Objective:
Set down each record below precisely, skipping the pictures.

Data excerpts:
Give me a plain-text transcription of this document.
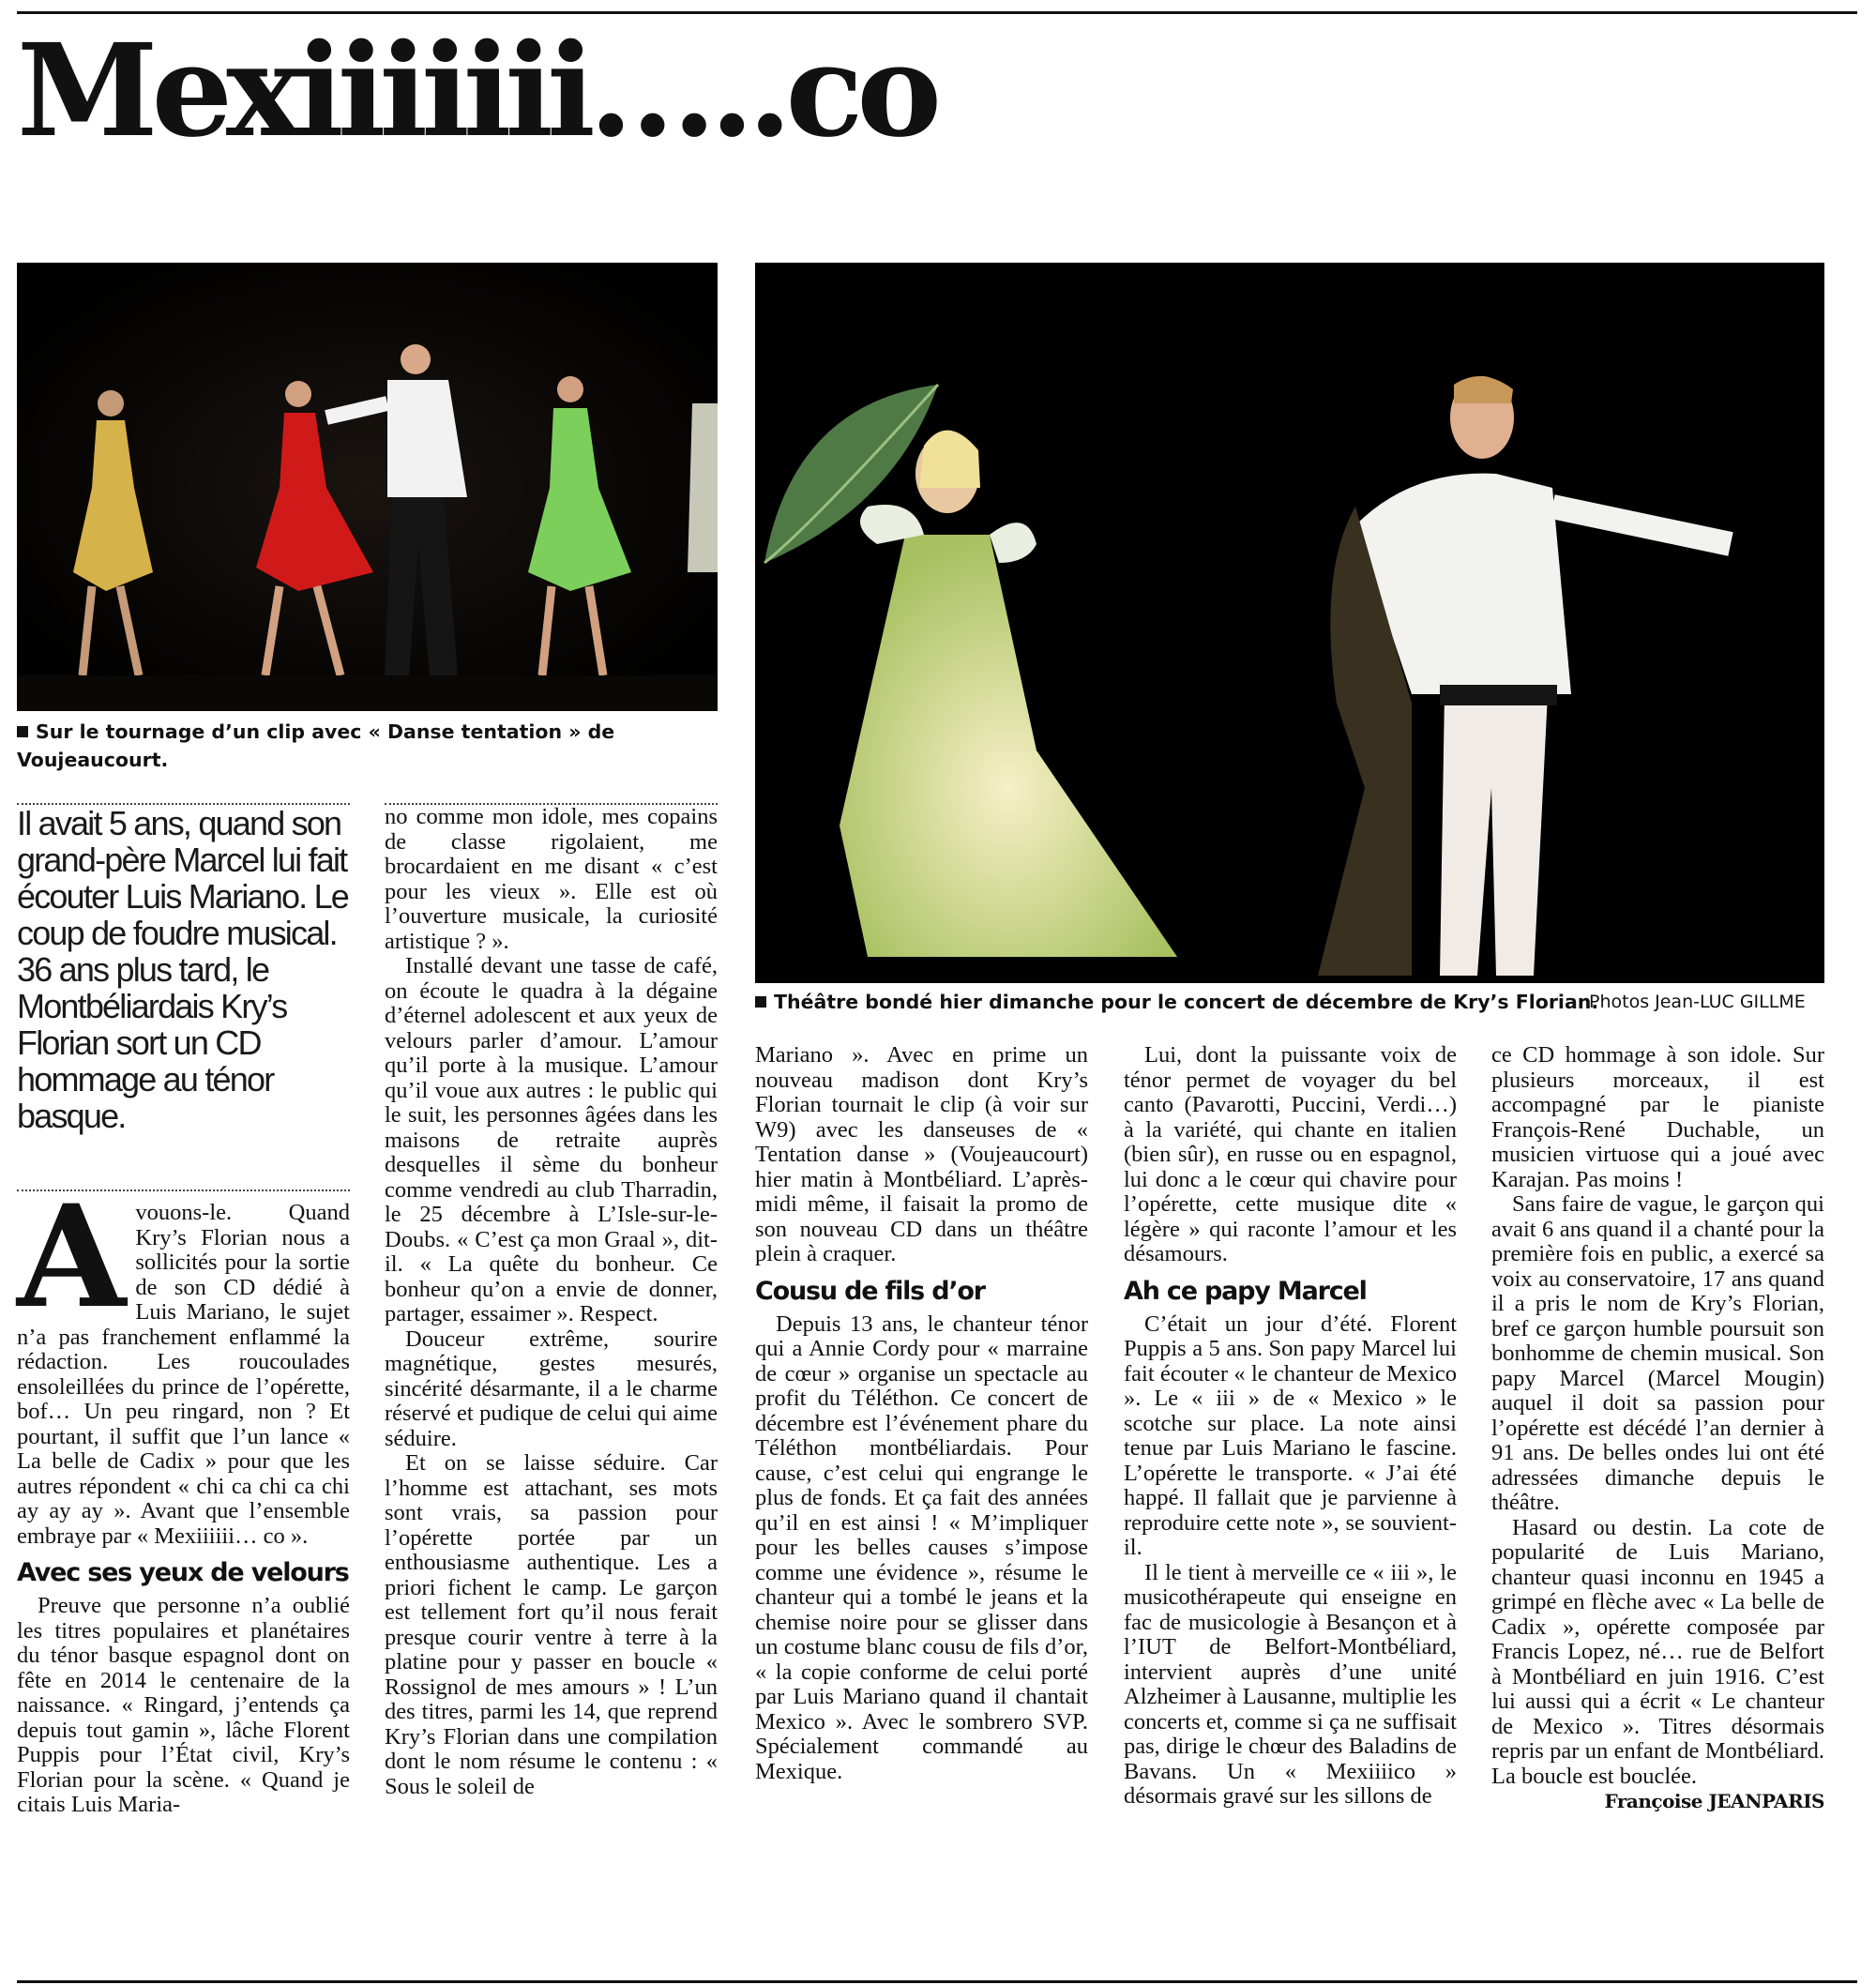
Mexiiiiiii…..co
Sur le tournage d’un clip avec « Danse tentation » de Voujeaucourt.
Théâtre bondé hier dimanche pour le concert de décembre de Kry’s Florian.
Photos Jean-LUC GILLME
Il avait 5 ans, quand son grand-père Marcel lui fait écouter Luis Mariano. Le coup de foudre musical. 36 ans plus tard, le Montbéliardais Kry’s Florian sort un CD hommage au ténor basque.

Avouons-le. Quand Kry’s Florian nous a sollicités pour la sortie de son CD dédié à Luis Mariano, le sujet n’a pas franchement enflammé la rédaction. Les roucoulades ensoleillées du prince de l’opérette, bof… Un peu ringard, non ? Et pourtant, il suffit que l’un lance « La belle de Cadix » pour que les autres répondent « chi ca chi ca chi ay ay ay ». Avant que l’ensemble embraye par « Mexiiiiii… co ».

Avec ses yeux de velours

Preuve que personne n’a oublié les titres populaires et planétaires du ténor basque espagnol dont on fête en 2014 le centenaire de la naissance. « Ringard, j’entends ça depuis tout gamin », lâche Florent Puppis pour l’État civil, Kry’s Florian pour la scène. « Quand je citais Luis Maria-

no comme mon idole, mes copains de classe rigolaient, me brocardaient en me disant « c’est pour les vieux ». Elle est où l’ouverture musicale, la curiosité artistique ? ».

Installé devant une tasse de café, on écoute le quadra à la dégaine d’éternel adolescent et aux yeux de velours parler d’amour. L’amour qu’il porte à la musique. L’amour qu’il voue aux autres : le public qui le suit, les personnes âgées dans les maisons de retraite auprès desquelles il sème du bonheur comme vendredi au club Tharradin, le 25 décembre à L’Isle-sur-le-Doubs. « C’est ça mon Graal », dit-il. « La quête du bonheur. Ce bonheur qu’on a envie de donner, partager, essaimer ». Respect.

Douceur extrême, sourire magnétique, gestes mesurés, sincérité désarmante, il a le charme réservé et pudique de celui qui aime séduire.

Et on se laisse séduire. Car l’homme est attachant, ses mots sont vrais, sa passion pour l’opérette portée par un enthousiasme authentique. Les a priori fichent le camp. Le garçon est tellement fort qu’il nous ferait presque courir ventre à terre à la platine pour y passer en boucle « Rossignol de mes amours » ! L’un des titres, parmi les 14, que reprend Kry’s Florian dans une compilation dont le nom résume le contenu : « Sous le soleil de

Mariano ». Avec en prime un nouveau madison dont Kry’s Florian tournait le clip (à voir sur W9) avec les danseuses de « Tentation danse » (Voujeaucourt) hier matin à Montbéliard. L’après-midi même, il faisait la promo de son nouveau CD dans un théâtre plein à craquer.

Cousu de fils d’or

Depuis 13 ans, le chanteur ténor qui a Annie Cordy pour « marraine de cœur » organise un spectacle au profit du Téléthon. Ce concert de décembre est l’événement phare du Téléthon montbéliardais. Pour cause, c’est celui qui engrange le plus de fonds. Et ça fait des années qu’il en est ainsi ! « M’impliquer pour les belles causes s’impose comme une évidence », résume le chanteur qui a tombé le jeans et la chemise noire pour se glisser dans un costume blanc cousu de fils d’or, « la copie conforme de celui porté par Luis Mariano quand il chantait Mexico ». Avec le sombrero SVP. Spécialement commandé au Mexique.

Lui, dont la puissante voix de ténor permet de voyager du bel canto (Pavarotti, Puccini, Verdi…) à la variété, qui chante en italien (bien sûr), en russe ou en espagnol, lui donc a le cœur qui chavire pour l’opérette, cette musique dite « légère » qui raconte l’amour et les désamours.

Ah ce papy Marcel

C’était un jour d’été. Florent Puppis a 5 ans. Son papy Marcel lui fait écouter « le chanteur de Mexico ». Le « iii » de « Mexico » le scotche sur place. La note ainsi tenue par Luis Mariano le fascine. L’opérette le transporte. « J’ai été happé. Il fallait que je parvienne à reproduire cette note », se souvient-il.

Il le tient à merveille ce « iii », le musicothérapeute qui enseigne en fac de musicologie à Besançon et à l’IUT de Belfort-Montbéliard, intervient auprès d’une unité Alzheimer à Lausanne, multiplie les concerts et, comme si ça ne suffisait pas, dirige le chœur des Baladins de Bavans. Un « Mexiiiico » désormais gravé sur les sillons de

ce CD hommage à son idole. Sur plusieurs morceaux, il est accompagné par le pianiste François-René Duchable, un musicien virtuose qui a joué avec Karajan. Pas moins !

Sans faire de vague, le garçon qui avait 6 ans quand il a chanté pour la première fois en public, a exercé sa voix au conservatoire, 17 ans quand il a pris le nom de Kry’s Florian, bref ce garçon humble poursuit son bonhomme de chemin musical. Son papy Marcel (Marcel Mougin) auquel il doit sa passion pour l’opérette est décédé l’an dernier à 91 ans. De belles ondes lui ont été adressées dimanche depuis le théâtre.

Hasard ou destin. La cote de popularité de Luis Mariano, chanteur quasi inconnu en 1945 a grimpé en flèche avec « La belle de Cadix », opérette composée par Francis Lopez, né… rue de Belfort à Montbéliard en juin 1916. C’est lui aussi qui a écrit « Le chanteur de Mexico ». Titres désormais repris par un enfant de Montbéliard. La boucle est bouclée.

Françoise JEANPARIS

Task output:
Give me a plain-text transcription of this document.
Mexiiiiiii…..co
Sur le tournage d’un clip avec « Danse tentation » de Voujeaucourt.
Théâtre bondé hier dimanche pour le concert de décembre de Kry’s Florian.
Photos Jean-LUC GILLME
Il avait 5 ans, quand son grand-père Marcel lui fait écouter Luis Mariano. Le coup de foudre musical. 36 ans plus tard, le Montbéliardais Kry’s Florian sort un CD hommage au ténor basque.

Avouons-le. Quand Kry’s Florian nous a sollicités pour la sortie de son CD dédié à Luis Mariano, le sujet n’a pas franchement enflammé la rédaction. Les roucoulades ensoleillées du prince de l’opérette, bof… Un peu ringard, non ? Et pourtant, il suffit que l’un lance « La belle de Cadix » pour que les autres répondent « chi ca chi ca chi ay ay ay ». Avant que l’ensemble embraye par « Mexiiiiii… co ».

Avec ses yeux de velours

Preuve que personne n’a oublié les titres populaires et planétaires du ténor basque espagnol dont on fête en 2014 le centenaire de la naissance. « Ringard, j’entends ça depuis tout gamin », lâche Florent Puppis pour l’État civil, Kry’s Florian pour la scène. « Quand je citais Luis Maria-

no comme mon idole, mes copains de classe rigolaient, me brocardaient en me disant « c’est pour les vieux ». Elle est où l’ouverture musicale, la curiosité artistique ? ».

Installé devant une tasse de café, on écoute le quadra à la dégaine d’éternel adolescent et aux yeux de velours parler d’amour. L’amour qu’il porte à la musique. L’amour qu’il voue aux autres : le public qui le suit, les personnes âgées dans les maisons de retraite auprès desquelles il sème du bonheur comme vendredi au club Tharradin, le 25 décembre à L’Isle-sur-le-Doubs. « C’est ça mon Graal », dit-il. « La quête du bonheur. Ce bonheur qu’on a envie de donner, partager, essaimer ». Respect.

Douceur extrême, sourire magnétique, gestes mesurés, sincérité désarmante, il a le charme réservé et pudique de celui qui aime séduire.

Et on se laisse séduire. Car l’homme est attachant, ses mots sont vrais, sa passion pour l’opérette portée par un enthousiasme authentique. Les a priori fichent le camp. Le garçon est tellement fort qu’il nous ferait presque courir ventre à terre à la platine pour y passer en boucle « Rossignol de mes amours » ! L’un des titres, parmi les 14, que reprend Kry’s Florian dans une compilation dont le nom résume le contenu : « Sous le soleil de

Mariano ». Avec en prime un nouveau madison dont Kry’s Florian tournait le clip (à voir sur W9) avec les danseuses de « Tentation danse » (Voujeaucourt) hier matin à Montbéliard. L’après-midi même, il faisait la promo de son nouveau CD dans un théâtre plein à craquer.

Cousu de fils d’or

Depuis 13 ans, le chanteur ténor qui a Annie Cordy pour « marraine de cœur » organise un spectacle au profit du Téléthon. Ce concert de décembre est l’événement phare du Téléthon montbéliardais. Pour cause, c’est celui qui engrange le plus de fonds. Et ça fait des années qu’il en est ainsi ! « M’impliquer pour les belles causes s’impose comme une évidence », résume le chanteur qui a tombé le jeans et la chemise noire pour se glisser dans un costume blanc cousu de fils d’or, « la copie conforme de celui porté par Luis Mariano quand il chantait Mexico ». Avec le sombrero SVP. Spécialement commandé au Mexique.

Lui, dont la puissante voix de ténor permet de voyager du bel canto (Pavarotti, Puccini, Verdi…) à la variété, qui chante en italien (bien sûr), en russe ou en espagnol, lui donc a le cœur qui chavire pour l’opérette, cette musique dite « légère » qui raconte l’amour et les désamours.

Ah ce papy Marcel

C’était un jour d’été. Florent Puppis a 5 ans. Son papy Marcel lui fait écouter « le chanteur de Mexico ». Le « iii » de « Mexico » le scotche sur place. La note ainsi tenue par Luis Mariano le fascine. L’opérette le transporte. « J’ai été happé. Il fallait que je parvienne à reproduire cette note », se souvient-il.

Il le tient à merveille ce « iii », le musicothérapeute qui enseigne en fac de musicologie à Besançon et à l’IUT de Belfort-Montbéliard, intervient auprès d’une unité Alzheimer à Lausanne, multiplie les concerts et, comme si ça ne suffisait pas, dirige le chœur des Baladins de Bavans. Un « Mexiiiico » désormais gravé sur les sillons de

ce CD hommage à son idole. Sur plusieurs morceaux, il est accompagné par le pianiste François-René Duchable, un musicien virtuose qui a joué avec Karajan. Pas moins !

Sans faire de vague, le garçon qui avait 6 ans quand il a chanté pour la première fois en public, a exercé sa voix au conservatoire, 17 ans quand il a pris le nom de Kry’s Florian, bref ce garçon humble poursuit son bonhomme de chemin musical. Son papy Marcel (Marcel Mougin) auquel il doit sa passion pour l’opérette est décédé l’an dernier à 91 ans. De belles ondes lui ont été adressées dimanche depuis le théâtre.

Hasard ou destin. La cote de popularité de Luis Mariano, chanteur quasi inconnu en 1945 a grimpé en flèche avec « La belle de Cadix », opérette composée par Francis Lopez, né… rue de Belfort à Montbéliard en juin 1916. C’est lui aussi qui a écrit « Le chanteur de Mexico ». Titres désormais repris par un enfant de Montbéliard. La boucle est bouclée.

Françoise JEANPARIS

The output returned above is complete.